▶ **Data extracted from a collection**

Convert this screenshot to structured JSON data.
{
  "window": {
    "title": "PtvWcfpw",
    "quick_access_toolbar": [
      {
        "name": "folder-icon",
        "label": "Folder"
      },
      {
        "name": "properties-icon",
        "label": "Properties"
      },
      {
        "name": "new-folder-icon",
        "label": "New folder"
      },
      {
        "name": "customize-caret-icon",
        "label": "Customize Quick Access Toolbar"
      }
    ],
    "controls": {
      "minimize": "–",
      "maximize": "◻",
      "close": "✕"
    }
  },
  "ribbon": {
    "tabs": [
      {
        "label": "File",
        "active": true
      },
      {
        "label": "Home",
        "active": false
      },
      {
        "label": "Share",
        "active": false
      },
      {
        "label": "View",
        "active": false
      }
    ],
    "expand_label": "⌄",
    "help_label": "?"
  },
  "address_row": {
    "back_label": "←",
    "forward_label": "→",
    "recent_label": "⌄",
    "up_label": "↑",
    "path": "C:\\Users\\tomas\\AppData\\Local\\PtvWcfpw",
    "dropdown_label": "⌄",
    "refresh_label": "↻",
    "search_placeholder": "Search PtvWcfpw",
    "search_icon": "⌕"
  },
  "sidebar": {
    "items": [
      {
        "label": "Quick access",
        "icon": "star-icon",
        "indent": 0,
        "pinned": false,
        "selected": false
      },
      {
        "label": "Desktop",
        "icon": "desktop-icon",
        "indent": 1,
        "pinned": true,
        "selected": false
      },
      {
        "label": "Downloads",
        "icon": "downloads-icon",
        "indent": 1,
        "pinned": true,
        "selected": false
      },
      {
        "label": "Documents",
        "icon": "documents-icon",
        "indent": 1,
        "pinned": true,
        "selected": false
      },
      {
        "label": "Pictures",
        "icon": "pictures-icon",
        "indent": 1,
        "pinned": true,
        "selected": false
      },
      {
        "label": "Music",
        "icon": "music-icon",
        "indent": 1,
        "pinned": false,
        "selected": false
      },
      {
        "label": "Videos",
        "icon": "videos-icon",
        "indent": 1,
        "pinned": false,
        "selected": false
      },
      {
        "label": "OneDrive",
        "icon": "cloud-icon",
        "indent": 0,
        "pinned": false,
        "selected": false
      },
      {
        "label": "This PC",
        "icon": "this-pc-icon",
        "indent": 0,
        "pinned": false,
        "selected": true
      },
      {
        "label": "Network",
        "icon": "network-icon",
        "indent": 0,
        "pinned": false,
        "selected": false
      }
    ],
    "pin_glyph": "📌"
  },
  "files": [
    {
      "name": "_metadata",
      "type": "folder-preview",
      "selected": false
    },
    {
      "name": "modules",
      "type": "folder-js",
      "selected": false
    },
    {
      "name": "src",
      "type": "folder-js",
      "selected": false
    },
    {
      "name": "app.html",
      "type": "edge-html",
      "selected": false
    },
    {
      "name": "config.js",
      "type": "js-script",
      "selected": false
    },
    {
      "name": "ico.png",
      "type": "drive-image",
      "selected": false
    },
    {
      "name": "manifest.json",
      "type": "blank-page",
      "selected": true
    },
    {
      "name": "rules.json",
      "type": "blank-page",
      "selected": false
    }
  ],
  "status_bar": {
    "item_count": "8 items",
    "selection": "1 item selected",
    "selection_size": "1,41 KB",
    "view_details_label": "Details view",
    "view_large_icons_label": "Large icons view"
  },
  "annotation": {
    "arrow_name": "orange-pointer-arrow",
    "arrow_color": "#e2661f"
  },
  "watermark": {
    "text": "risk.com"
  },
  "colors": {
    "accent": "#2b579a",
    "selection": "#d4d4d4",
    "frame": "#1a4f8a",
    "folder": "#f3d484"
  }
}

...

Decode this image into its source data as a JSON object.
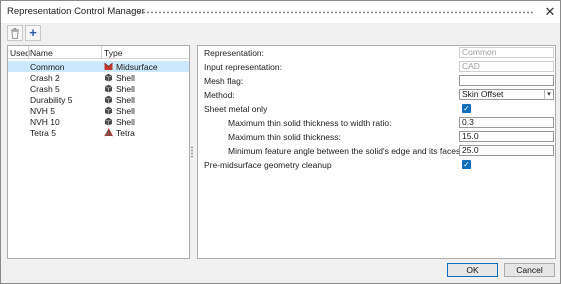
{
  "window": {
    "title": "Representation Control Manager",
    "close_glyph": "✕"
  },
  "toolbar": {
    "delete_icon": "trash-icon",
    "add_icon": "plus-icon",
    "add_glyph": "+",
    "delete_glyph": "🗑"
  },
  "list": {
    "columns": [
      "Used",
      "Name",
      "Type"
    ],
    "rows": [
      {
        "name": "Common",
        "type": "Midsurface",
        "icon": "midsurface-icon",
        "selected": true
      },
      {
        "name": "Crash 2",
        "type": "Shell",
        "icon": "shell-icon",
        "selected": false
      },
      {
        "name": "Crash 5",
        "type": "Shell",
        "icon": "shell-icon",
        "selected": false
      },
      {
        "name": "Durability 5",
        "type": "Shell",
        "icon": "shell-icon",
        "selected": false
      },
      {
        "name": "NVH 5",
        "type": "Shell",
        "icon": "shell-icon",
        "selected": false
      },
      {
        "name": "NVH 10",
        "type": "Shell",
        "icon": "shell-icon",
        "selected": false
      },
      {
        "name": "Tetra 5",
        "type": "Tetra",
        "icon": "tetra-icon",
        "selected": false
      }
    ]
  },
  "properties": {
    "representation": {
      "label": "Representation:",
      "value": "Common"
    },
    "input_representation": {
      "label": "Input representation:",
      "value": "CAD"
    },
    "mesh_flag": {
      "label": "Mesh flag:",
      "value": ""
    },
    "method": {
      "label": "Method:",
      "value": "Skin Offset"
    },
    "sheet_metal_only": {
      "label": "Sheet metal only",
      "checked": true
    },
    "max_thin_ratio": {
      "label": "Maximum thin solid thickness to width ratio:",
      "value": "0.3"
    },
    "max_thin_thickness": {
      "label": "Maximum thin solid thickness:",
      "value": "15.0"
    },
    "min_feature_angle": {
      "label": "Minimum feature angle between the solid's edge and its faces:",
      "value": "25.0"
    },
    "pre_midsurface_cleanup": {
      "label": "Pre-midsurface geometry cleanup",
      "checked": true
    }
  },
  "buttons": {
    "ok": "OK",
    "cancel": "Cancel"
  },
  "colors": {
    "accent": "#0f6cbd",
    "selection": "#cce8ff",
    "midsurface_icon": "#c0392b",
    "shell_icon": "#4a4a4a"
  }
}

▶ **Given exercise**
Identify each line in the records above containing the word "Maximum"; copy those lines.

▶ **Full answer**
      "label": "Maximum thin solid thickness to width ratio:",
      "label": "Maximum thin solid thickness:",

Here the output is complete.